Required work |
From the entries below, gather every line containing the string "created".

Dataset records
——————

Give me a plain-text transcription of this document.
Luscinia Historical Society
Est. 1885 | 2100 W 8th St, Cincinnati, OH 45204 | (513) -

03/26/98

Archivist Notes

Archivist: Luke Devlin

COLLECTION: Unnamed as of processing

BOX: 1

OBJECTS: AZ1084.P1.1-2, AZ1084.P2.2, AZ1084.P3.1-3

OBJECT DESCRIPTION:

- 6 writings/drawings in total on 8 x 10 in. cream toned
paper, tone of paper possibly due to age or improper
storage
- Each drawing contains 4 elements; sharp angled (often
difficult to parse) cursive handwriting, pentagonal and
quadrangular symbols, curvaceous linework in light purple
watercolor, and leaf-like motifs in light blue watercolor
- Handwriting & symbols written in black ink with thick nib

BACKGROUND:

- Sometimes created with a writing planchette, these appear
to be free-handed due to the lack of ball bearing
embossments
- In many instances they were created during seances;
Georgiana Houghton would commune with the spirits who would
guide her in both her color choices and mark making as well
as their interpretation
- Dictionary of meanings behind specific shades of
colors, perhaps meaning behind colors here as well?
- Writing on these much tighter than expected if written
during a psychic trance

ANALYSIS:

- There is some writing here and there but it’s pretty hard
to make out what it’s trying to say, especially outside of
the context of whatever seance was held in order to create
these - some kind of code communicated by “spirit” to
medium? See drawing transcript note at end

——————

Output for this task |
- Sometimes created with a writing planchette, these appear
- In many instances they were created during seances;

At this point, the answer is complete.